[Written instruction]
Output every entry exactly as written, skipping any pictures.

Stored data
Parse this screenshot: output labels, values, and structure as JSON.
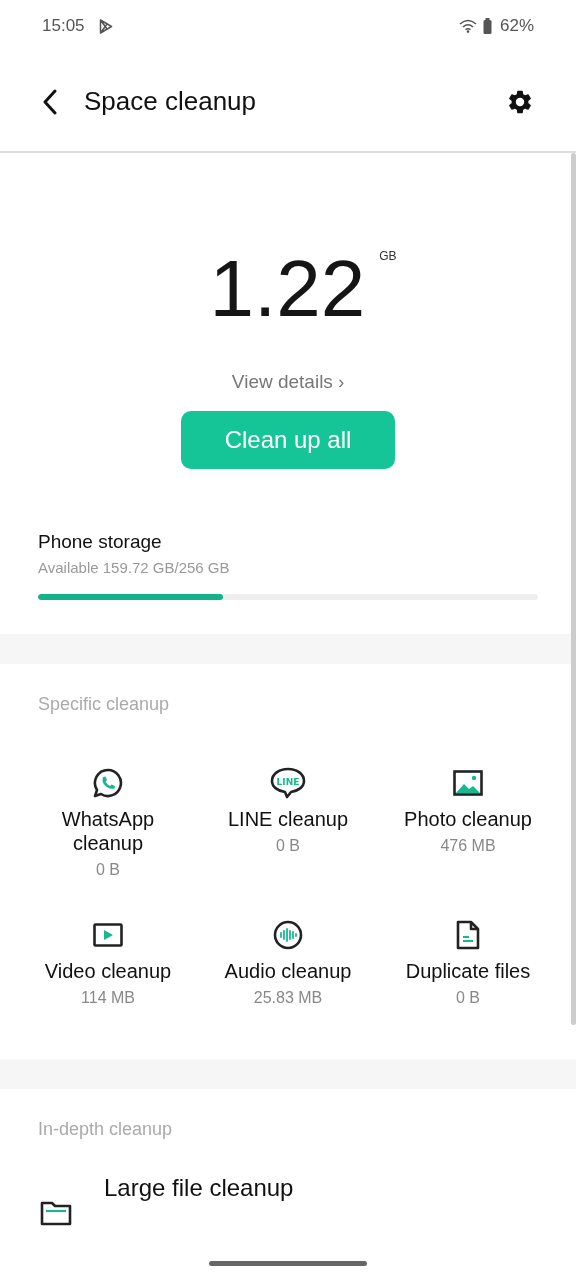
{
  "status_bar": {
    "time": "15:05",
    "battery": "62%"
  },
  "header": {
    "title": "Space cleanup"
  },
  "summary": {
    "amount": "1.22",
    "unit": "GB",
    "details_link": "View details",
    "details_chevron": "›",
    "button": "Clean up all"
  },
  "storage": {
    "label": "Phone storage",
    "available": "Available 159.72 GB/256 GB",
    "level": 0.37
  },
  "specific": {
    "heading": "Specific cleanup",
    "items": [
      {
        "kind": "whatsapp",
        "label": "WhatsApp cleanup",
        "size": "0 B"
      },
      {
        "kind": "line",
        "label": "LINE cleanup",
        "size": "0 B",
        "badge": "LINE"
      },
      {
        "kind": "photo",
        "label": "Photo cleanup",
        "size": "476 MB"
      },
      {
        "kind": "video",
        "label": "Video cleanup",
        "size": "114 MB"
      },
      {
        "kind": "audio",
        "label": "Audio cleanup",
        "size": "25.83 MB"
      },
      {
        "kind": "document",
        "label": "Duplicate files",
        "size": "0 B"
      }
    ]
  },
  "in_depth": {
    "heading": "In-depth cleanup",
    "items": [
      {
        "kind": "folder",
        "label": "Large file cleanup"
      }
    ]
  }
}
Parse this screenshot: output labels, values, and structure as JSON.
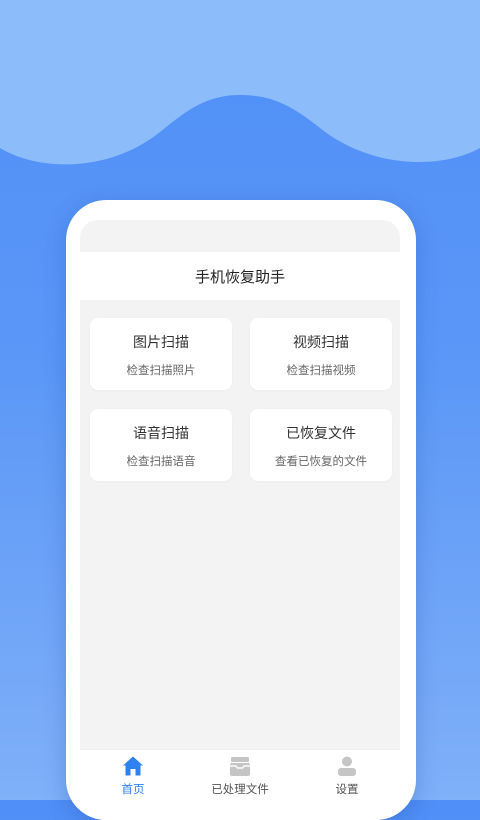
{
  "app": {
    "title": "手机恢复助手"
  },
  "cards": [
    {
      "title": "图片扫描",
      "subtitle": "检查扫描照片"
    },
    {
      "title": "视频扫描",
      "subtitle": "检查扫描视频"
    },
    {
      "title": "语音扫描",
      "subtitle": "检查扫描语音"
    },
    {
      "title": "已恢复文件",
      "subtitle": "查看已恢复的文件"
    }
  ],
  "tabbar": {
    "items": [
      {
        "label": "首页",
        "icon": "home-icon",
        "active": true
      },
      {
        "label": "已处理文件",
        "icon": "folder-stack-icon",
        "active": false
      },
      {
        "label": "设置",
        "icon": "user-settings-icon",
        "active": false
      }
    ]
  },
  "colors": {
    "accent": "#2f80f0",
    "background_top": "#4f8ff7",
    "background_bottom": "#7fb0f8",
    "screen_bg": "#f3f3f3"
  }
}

[Solution below]
Parse this screenshot: output labels, values, and structure as JSON.
{
  "status_bar": {
    "time": "15:05",
    "battery": "62%"
  },
  "header": {
    "title": "Space cleanup"
  },
  "summary": {
    "amount": "1.22",
    "unit": "GB",
    "details_link": "View details",
    "details_chevron": "›",
    "button": "Clean up all"
  },
  "storage": {
    "label": "Phone storage",
    "available": "Available 159.72 GB/256 GB",
    "level": 0.37
  },
  "specific": {
    "heading": "Specific cleanup",
    "items": [
      {
        "kind": "whatsapp",
        "label": "WhatsApp cleanup",
        "size": "0 B"
      },
      {
        "kind": "line",
        "label": "LINE cleanup",
        "size": "0 B",
        "badge": "LINE"
      },
      {
        "kind": "photo",
        "label": "Photo cleanup",
        "size": "476 MB"
      },
      {
        "kind": "video",
        "label": "Video cleanup",
        "size": "114 MB"
      },
      {
        "kind": "audio",
        "label": "Audio cleanup",
        "size": "25.83 MB"
      },
      {
        "kind": "document",
        "label": "Duplicate files",
        "size": "0 B"
      }
    ]
  },
  "in_depth": {
    "heading": "In-depth cleanup",
    "items": [
      {
        "kind": "folder",
        "label": "Large file cleanup"
      }
    ]
  }
}
Parse this screenshot: output labels, values, and structure as JSON.
{
  "app": {
    "title": "手机恢复助手"
  },
  "cards": [
    {
      "title": "图片扫描",
      "subtitle": "检查扫描照片"
    },
    {
      "title": "视频扫描",
      "subtitle": "检查扫描视频"
    },
    {
      "title": "语音扫描",
      "subtitle": "检查扫描语音"
    },
    {
      "title": "已恢复文件",
      "subtitle": "查看已恢复的文件"
    }
  ],
  "tabbar": {
    "items": [
      {
        "label": "首页",
        "icon": "home-icon",
        "active": true
      },
      {
        "label": "已处理文件",
        "icon": "folder-stack-icon",
        "active": false
      },
      {
        "label": "设置",
        "icon": "user-settings-icon",
        "active": false
      }
    ]
  },
  "colors": {
    "accent": "#2f80f0",
    "background_top": "#4f8ff7",
    "background_bottom": "#7fb0f8",
    "screen_bg": "#f3f3f3"
  }
}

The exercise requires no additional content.